STATED PROBLEM — For the data below, work out how many lines include the string "objects" and report only the number.
[Begin]
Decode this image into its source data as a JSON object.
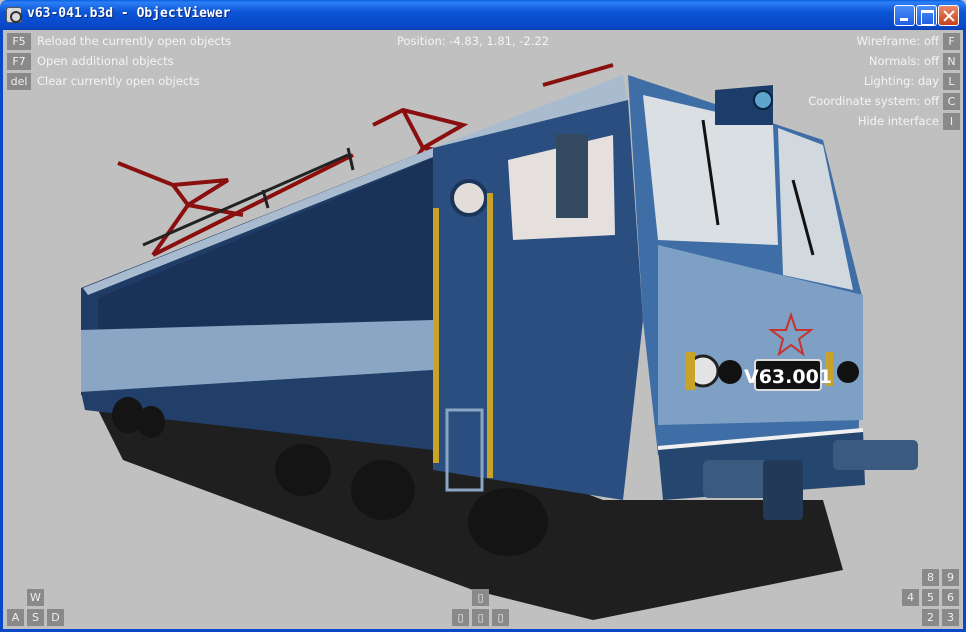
{
  "window": {
    "title": "v63-041.b3d - ObjectViewer"
  },
  "left_commands": [
    {
      "key": "F5",
      "label": "Reload the currently open objects"
    },
    {
      "key": "F7",
      "label": "Open additional objects"
    },
    {
      "key": "del",
      "label": "Clear currently open objects"
    }
  ],
  "position_readout": "Position: -4.83, 1.81, -2.22",
  "right_toggles": [
    {
      "label": "Wireframe: off",
      "key": "F"
    },
    {
      "label": "Normals: off",
      "key": "N"
    },
    {
      "label": "Lighting: day",
      "key": "L"
    },
    {
      "label": "Coordinate system: off",
      "key": "C"
    },
    {
      "label": "Hide interface",
      "key": "I"
    }
  ],
  "move_keys": {
    "w": "W",
    "a": "A",
    "s": "S",
    "d": "D"
  },
  "arrow_keys": {
    "up": "▯",
    "left": "▯",
    "down": "▯",
    "right": "▯"
  },
  "numpad_keys": {
    "k8": "8",
    "k9": "9",
    "k4": "4",
    "k5": "5",
    "k6": "6",
    "k2": "2",
    "k3": "3"
  },
  "model": {
    "number_plate": "V63.001",
    "body_color": "#2a4e80",
    "stripe_color": "#8aa6c4",
    "pantograph_color": "#8a0f0f"
  }
}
[End]
OUTPUT BELOW — 3